● Extracted records:

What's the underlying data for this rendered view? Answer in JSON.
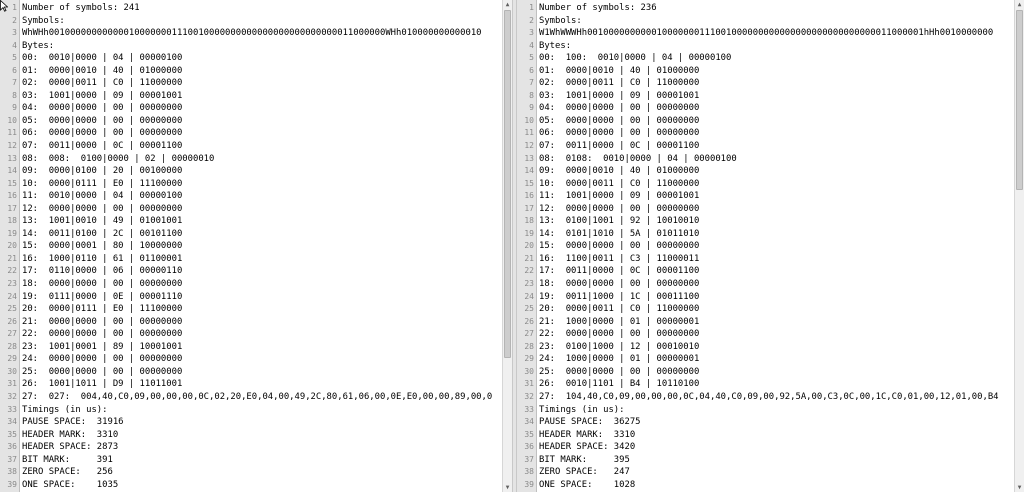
{
  "left_pane": {
    "lines": [
      "Number of symbols: 241",
      "Symbols:",
      "WhWHh001000000000000100000001110010000000000000000000000000011000000WHh010000000000010",
      "Bytes:",
      "00:  0010|0000 | 04 | 00000100",
      "01:  0000|0010 | 40 | 01000000",
      "02:  0000|0011 | C0 | 11000000",
      "03:  1001|0000 | 09 | 00001001",
      "04:  0000|0000 | 00 | 00000000",
      "05:  0000|0000 | 00 | 00000000",
      "06:  0000|0000 | 00 | 00000000",
      "07:  0011|0000 | 0C | 00001100",
      "08:  008:  0100|0000 | 02 | 00000010",
      "09:  0000|0100 | 20 | 00100000",
      "10:  0000|0111 | E0 | 11100000",
      "11:  0010|0000 | 04 | 00000100",
      "12:  0000|0000 | 00 | 00000000",
      "13:  1001|0010 | 49 | 01001001",
      "14:  0011|0100 | 2C | 00101100",
      "15:  0000|0001 | 80 | 10000000",
      "16:  1000|0110 | 61 | 01100001",
      "17:  0110|0000 | 06 | 00000110",
      "18:  0000|0000 | 00 | 00000000",
      "19:  0111|0000 | 0E | 00001110",
      "20:  0000|0111 | E0 | 11100000",
      "21:  0000|0000 | 00 | 00000000",
      "22:  0000|0000 | 00 | 00000000",
      "23:  1001|0001 | 89 | 10001001",
      "24:  0000|0000 | 00 | 00000000",
      "25:  0000|0000 | 00 | 00000000",
      "26:  1001|1011 | D9 | 11011001",
      "27:  027:  004,40,C0,09,00,00,00,0C,02,20,E0,04,00,49,2C,80,61,06,00,0E,E0,00,00,89,00,0",
      "Timings (in us):",
      "PAUSE SPACE:  31916",
      "HEADER MARK:  3310",
      "HEADER SPACE: 2873",
      "BIT MARK:     391",
      "ZERO SPACE:   256",
      "ONE SPACE:    1035"
    ]
  },
  "right_pane": {
    "lines": [
      "Number of symbols: 236",
      "Symbols:",
      "W1WhWWWHh001000000000010000000111001000000000000000000000000000011000001hHh0010000000",
      "Bytes:",
      "00:  100:  0010|0000 | 04 | 00000100",
      "01:  0000|0010 | 40 | 01000000",
      "02:  0000|0011 | C0 | 11000000",
      "03:  1001|0000 | 09 | 00001001",
      "04:  0000|0000 | 00 | 00000000",
      "05:  0000|0000 | 00 | 00000000",
      "06:  0000|0000 | 00 | 00000000",
      "07:  0011|0000 | 0C | 00001100",
      "08:  0108:  0010|0000 | 04 | 00000100",
      "09:  0000|0010 | 40 | 01000000",
      "10:  0000|0011 | C0 | 11000000",
      "11:  1001|0000 | 09 | 00001001",
      "12:  0000|0000 | 00 | 00000000",
      "13:  0100|1001 | 92 | 10010010",
      "14:  0101|1010 | 5A | 01011010",
      "15:  0000|0000 | 00 | 00000000",
      "16:  1100|0011 | C3 | 11000011",
      "17:  0011|0000 | 0C | 00001100",
      "18:  0000|0000 | 00 | 00000000",
      "19:  0011|1000 | 1C | 00011100",
      "20:  0000|0011 | C0 | 11000000",
      "21:  1000|0000 | 01 | 00000001",
      "22:  0000|0000 | 00 | 00000000",
      "23:  0100|1000 | 12 | 00010010",
      "24:  1000|0000 | 01 | 00000001",
      "25:  0000|0000 | 00 | 00000000",
      "26:  0010|1101 | B4 | 10110100",
      "27:  104,40,C0,09,00,00,00,0C,04,40,C0,09,00,92,5A,00,C3,0C,00,1C,C0,01,00,12,01,00,B4",
      "Timings (in us):",
      "PAUSE SPACE:  36275",
      "HEADER MARK:  3310",
      "HEADER SPACE: 3420",
      "BIT MARK:     395",
      "ZERO SPACE:   247",
      "ONE SPACE:    1028"
    ]
  },
  "colors": {
    "gutter": "#e4e4e4",
    "line_numbers": "#8a8a8a",
    "text": "#000000",
    "current_line": "#e8e8ff"
  }
}
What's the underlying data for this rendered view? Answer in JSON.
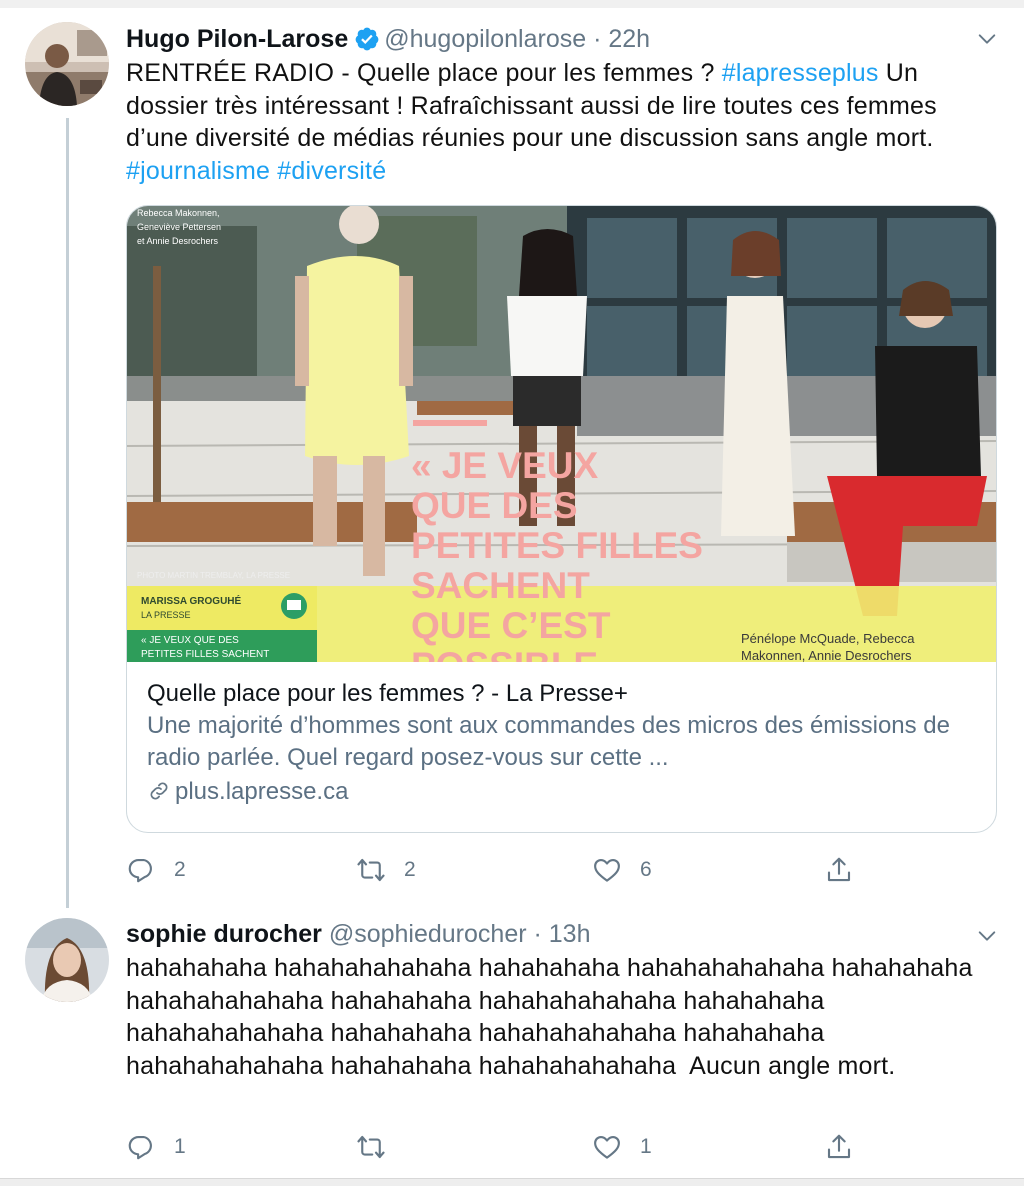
{
  "tweet1": {
    "display_name": "Hugo Pilon-Larose",
    "handle": "@hugopilonlarose",
    "separator": "·",
    "time": "22h",
    "verified": true,
    "text_segments": [
      {
        "text": "RENTRÉE RADIO - Quelle place pour les femmes ? ",
        "type": "text"
      },
      {
        "text": "#lapresseplus",
        "type": "hashtag"
      },
      {
        "text": " Un dossier très intéressant ! Rafraîchissant aussi de lire toutes ces femmes d’une diversité de médias réunies pour une discussion sans angle mort. ",
        "type": "text"
      },
      {
        "text": "#journalisme",
        "type": "hashtag"
      },
      {
        "text": " ",
        "type": "text"
      },
      {
        "text": "#diversité",
        "type": "hashtag"
      }
    ],
    "card": {
      "image": {
        "caption_top": "Rebecca Makonnen, Geneviève Pettersen et Annie Desrochers",
        "photo_credit": "PHOTO MARTIN TREMBLAY, LA PRESSE",
        "author_name": "MARISSA GROGUHÉ",
        "author_outlet": "LA PRESSE",
        "teaser": "« JE VEUX QUE DES PETITES FILLES SACHENT",
        "quote": "« JE VEUX QUE DES PETITES FILLES SACHENT QUE C’EST POSSIBLE",
        "names_caption": "Pénélope McQuade, Rebecca Makonnen, Annie Desrochers"
      },
      "title": "Quelle place pour les femmes ? - La Presse+",
      "description": "Une majorité d’hommes sont aux commandes des micros des émissions de radio parlée. Quel regard posez-vous sur cette ...",
      "domain": "plus.lapresse.ca"
    },
    "actions": {
      "replies": "2",
      "retweets": "2",
      "likes": "6"
    }
  },
  "tweet2": {
    "display_name": "sophie durocher",
    "handle": "@sophiedurocher",
    "separator": "·",
    "time": "13h",
    "text": "hahahahaha hahahahahahaha hahahahaha hahahahahahaha hahahahaha hahahahahahaha hahahahaha hahahahahahaha hahahahaha hahahahahahaha hahahahaha hahahahahahaha hahahahaha hahahahahahaha hahahahaha hahahahahahaha  Aucun angle mort.",
    "actions": {
      "replies": "1",
      "retweets": "",
      "likes": "1"
    }
  },
  "colors": {
    "link": "#1da1f2",
    "secondary_text": "#657786",
    "card_border": "#cfd9de",
    "photo_banner": "#f0ee70",
    "quote_pink": "#f4a5a1"
  },
  "icons": [
    "verified-badge-icon",
    "chevron-down-icon",
    "reply-icon",
    "retweet-icon",
    "like-icon",
    "share-icon",
    "link-icon"
  ]
}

● REQUIREMENT: Write out the listing above exactly as it stands, pictures excluded.

● REPLY TO THE TASK:
What's the underlying data for this rendered view? Answer in JSON.
{
  "left_pane": {
    "lines": [
      "Number of symbols: 241",
      "Symbols:",
      "WhWHh001000000000000100000001110010000000000000000000000000011000000WHh010000000000010",
      "Bytes:",
      "00:  0010|0000 | 04 | 00000100",
      "01:  0000|0010 | 40 | 01000000",
      "02:  0000|0011 | C0 | 11000000",
      "03:  1001|0000 | 09 | 00001001",
      "04:  0000|0000 | 00 | 00000000",
      "05:  0000|0000 | 00 | 00000000",
      "06:  0000|0000 | 00 | 00000000",
      "07:  0011|0000 | 0C | 00001100",
      "08:  008:  0100|0000 | 02 | 00000010",
      "09:  0000|0100 | 20 | 00100000",
      "10:  0000|0111 | E0 | 11100000",
      "11:  0010|0000 | 04 | 00000100",
      "12:  0000|0000 | 00 | 00000000",
      "13:  1001|0010 | 49 | 01001001",
      "14:  0011|0100 | 2C | 00101100",
      "15:  0000|0001 | 80 | 10000000",
      "16:  1000|0110 | 61 | 01100001",
      "17:  0110|0000 | 06 | 00000110",
      "18:  0000|0000 | 00 | 00000000",
      "19:  0111|0000 | 0E | 00001110",
      "20:  0000|0111 | E0 | 11100000",
      "21:  0000|0000 | 00 | 00000000",
      "22:  0000|0000 | 00 | 00000000",
      "23:  1001|0001 | 89 | 10001001",
      "24:  0000|0000 | 00 | 00000000",
      "25:  0000|0000 | 00 | 00000000",
      "26:  1001|1011 | D9 | 11011001",
      "27:  027:  004,40,C0,09,00,00,00,0C,02,20,E0,04,00,49,2C,80,61,06,00,0E,E0,00,00,89,00,0",
      "Timings (in us):",
      "PAUSE SPACE:  31916",
      "HEADER MARK:  3310",
      "HEADER SPACE: 2873",
      "BIT MARK:     391",
      "ZERO SPACE:   256",
      "ONE SPACE:    1035"
    ]
  },
  "right_pane": {
    "lines": [
      "Number of symbols: 236",
      "Symbols:",
      "W1WhWWWHh001000000000010000000111001000000000000000000000000000011000001hHh0010000000",
      "Bytes:",
      "00:  100:  0010|0000 | 04 | 00000100",
      "01:  0000|0010 | 40 | 01000000",
      "02:  0000|0011 | C0 | 11000000",
      "03:  1001|0000 | 09 | 00001001",
      "04:  0000|0000 | 00 | 00000000",
      "05:  0000|0000 | 00 | 00000000",
      "06:  0000|0000 | 00 | 00000000",
      "07:  0011|0000 | 0C | 00001100",
      "08:  0108:  0010|0000 | 04 | 00000100",
      "09:  0000|0010 | 40 | 01000000",
      "10:  0000|0011 | C0 | 11000000",
      "11:  1001|0000 | 09 | 00001001",
      "12:  0000|0000 | 00 | 00000000",
      "13:  0100|1001 | 92 | 10010010",
      "14:  0101|1010 | 5A | 01011010",
      "15:  0000|0000 | 00 | 00000000",
      "16:  1100|0011 | C3 | 11000011",
      "17:  0011|0000 | 0C | 00001100",
      "18:  0000|0000 | 00 | 00000000",
      "19:  0011|1000 | 1C | 00011100",
      "20:  0000|0011 | C0 | 11000000",
      "21:  1000|0000 | 01 | 00000001",
      "22:  0000|0000 | 00 | 00000000",
      "23:  0100|1000 | 12 | 00010010",
      "24:  1000|0000 | 01 | 00000001",
      "25:  0000|0000 | 00 | 00000000",
      "26:  0010|1101 | B4 | 10110100",
      "27:  104,40,C0,09,00,00,00,0C,04,40,C0,09,00,92,5A,00,C3,0C,00,1C,C0,01,00,12,01,00,B4",
      "Timings (in us):",
      "PAUSE SPACE:  36275",
      "HEADER MARK:  3310",
      "HEADER SPACE: 3420",
      "BIT MARK:     395",
      "ZERO SPACE:   247",
      "ONE SPACE:    1028"
    ]
  },
  "colors": {
    "gutter": "#e4e4e4",
    "line_numbers": "#8a8a8a",
    "text": "#000000",
    "current_line": "#e8e8ff"
  }
}
What's the underlying data for this rendered view? Answer in JSON.
{
  "tweet1": {
    "display_name": "Hugo Pilon-Larose",
    "handle": "@hugopilonlarose",
    "separator": "·",
    "time": "22h",
    "verified": true,
    "text_segments": [
      {
        "text": "RENTRÉE RADIO - Quelle place pour les femmes ? ",
        "type": "text"
      },
      {
        "text": "#lapresseplus",
        "type": "hashtag"
      },
      {
        "text": " Un dossier très intéressant ! Rafraîchissant aussi de lire toutes ces femmes d’une diversité de médias réunies pour une discussion sans angle mort. ",
        "type": "text"
      },
      {
        "text": "#journalisme",
        "type": "hashtag"
      },
      {
        "text": " ",
        "type": "text"
      },
      {
        "text": "#diversité",
        "type": "hashtag"
      }
    ],
    "card": {
      "image": {
        "caption_top": "Rebecca Makonnen, Geneviève Pettersen et Annie Desrochers",
        "photo_credit": "PHOTO MARTIN TREMBLAY, LA PRESSE",
        "author_name": "MARISSA GROGUHÉ",
        "author_outlet": "LA PRESSE",
        "teaser": "« JE VEUX QUE DES PETITES FILLES SACHENT",
        "quote": "« JE VEUX QUE DES PETITES FILLES SACHENT QUE C’EST POSSIBLE",
        "names_caption": "Pénélope McQuade, Rebecca Makonnen, Annie Desrochers"
      },
      "title": "Quelle place pour les femmes ? - La Presse+",
      "description": "Une majorité d’hommes sont aux commandes des micros des émissions de radio parlée. Quel regard posez-vous sur cette ...",
      "domain": "plus.lapresse.ca"
    },
    "actions": {
      "replies": "2",
      "retweets": "2",
      "likes": "6"
    }
  },
  "tweet2": {
    "display_name": "sophie durocher",
    "handle": "@sophiedurocher",
    "separator": "·",
    "time": "13h",
    "text": "hahahahaha hahahahahahaha hahahahaha hahahahahahaha hahahahaha hahahahahahaha hahahahaha hahahahahahaha hahahahaha hahahahahahaha hahahahaha hahahahahahaha hahahahaha hahahahahahaha hahahahaha hahahahahahaha  Aucun angle mort.",
    "actions": {
      "replies": "1",
      "retweets": "",
      "likes": "1"
    }
  },
  "colors": {
    "link": "#1da1f2",
    "secondary_text": "#657786",
    "card_border": "#cfd9de",
    "photo_banner": "#f0ee70",
    "quote_pink": "#f4a5a1"
  },
  "icons": [
    "verified-badge-icon",
    "chevron-down-icon",
    "reply-icon",
    "retweet-icon",
    "like-icon",
    "share-icon",
    "link-icon"
  ]
}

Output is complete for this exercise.